* [Collected data entries]:
* START *

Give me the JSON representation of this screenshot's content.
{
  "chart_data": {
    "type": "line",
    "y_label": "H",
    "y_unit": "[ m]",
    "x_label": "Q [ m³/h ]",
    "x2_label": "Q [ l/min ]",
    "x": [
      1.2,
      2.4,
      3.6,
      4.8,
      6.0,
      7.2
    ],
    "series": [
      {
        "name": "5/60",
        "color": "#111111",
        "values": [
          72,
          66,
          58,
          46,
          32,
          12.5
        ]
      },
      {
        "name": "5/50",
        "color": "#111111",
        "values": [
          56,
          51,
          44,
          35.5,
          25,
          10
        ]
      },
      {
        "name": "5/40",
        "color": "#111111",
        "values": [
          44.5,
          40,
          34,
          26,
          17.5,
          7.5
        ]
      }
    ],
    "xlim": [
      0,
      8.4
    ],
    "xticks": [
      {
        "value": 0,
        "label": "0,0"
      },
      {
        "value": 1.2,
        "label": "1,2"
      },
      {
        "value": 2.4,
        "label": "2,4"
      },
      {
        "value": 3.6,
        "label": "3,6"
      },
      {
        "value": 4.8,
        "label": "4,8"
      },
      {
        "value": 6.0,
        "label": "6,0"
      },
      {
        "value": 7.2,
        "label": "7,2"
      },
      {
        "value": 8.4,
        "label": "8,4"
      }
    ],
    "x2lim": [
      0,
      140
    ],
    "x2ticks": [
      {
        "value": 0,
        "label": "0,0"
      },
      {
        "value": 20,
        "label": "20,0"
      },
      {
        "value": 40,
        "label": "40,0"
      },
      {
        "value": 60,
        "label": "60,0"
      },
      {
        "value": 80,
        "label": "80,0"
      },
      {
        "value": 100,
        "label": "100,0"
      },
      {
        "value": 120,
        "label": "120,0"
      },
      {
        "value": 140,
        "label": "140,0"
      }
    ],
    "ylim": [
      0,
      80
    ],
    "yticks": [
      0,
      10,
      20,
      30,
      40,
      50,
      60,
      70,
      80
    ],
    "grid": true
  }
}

* END *

* [Challenge]: Extract every record and return it verbatim.

* [Result of the task]:
Give me the JSON representation of this screenshot's content.
{
  "chart_data": {
    "type": "line",
    "y_label": "H",
    "y_unit": "[ m]",
    "x_label": "Q [ m³/h ]",
    "x2_label": "Q [ l/min ]",
    "x": [
      1.2,
      2.4,
      3.6,
      4.8,
      6.0,
      7.2
    ],
    "series": [
      {
        "name": "5/60",
        "color": "#111111",
        "values": [
          72,
          66,
          58,
          46,
          32,
          12.5
        ]
      },
      {
        "name": "5/50",
        "color": "#111111",
        "values": [
          56,
          51,
          44,
          35.5,
          25,
          10
        ]
      },
      {
        "name": "5/40",
        "color": "#111111",
        "values": [
          44.5,
          40,
          34,
          26,
          17.5,
          7.5
        ]
      }
    ],
    "xlim": [
      0,
      8.4
    ],
    "xticks": [
      {
        "value": 0,
        "label": "0,0"
      },
      {
        "value": 1.2,
        "label": "1,2"
      },
      {
        "value": 2.4,
        "label": "2,4"
      },
      {
        "value": 3.6,
        "label": "3,6"
      },
      {
        "value": 4.8,
        "label": "4,8"
      },
      {
        "value": 6.0,
        "label": "6,0"
      },
      {
        "value": 7.2,
        "label": "7,2"
      },
      {
        "value": 8.4,
        "label": "8,4"
      }
    ],
    "x2lim": [
      0,
      140
    ],
    "x2ticks": [
      {
        "value": 0,
        "label": "0,0"
      },
      {
        "value": 20,
        "label": "20,0"
      },
      {
        "value": 40,
        "label": "40,0"
      },
      {
        "value": 60,
        "label": "60,0"
      },
      {
        "value": 80,
        "label": "80,0"
      },
      {
        "value": 100,
        "label": "100,0"
      },
      {
        "value": 120,
        "label": "120,0"
      },
      {
        "value": 140,
        "label": "140,0"
      }
    ],
    "ylim": [
      0,
      80
    ],
    "yticks": [
      0,
      10,
      20,
      30,
      40,
      50,
      60,
      70,
      80
    ],
    "grid": true
  }
}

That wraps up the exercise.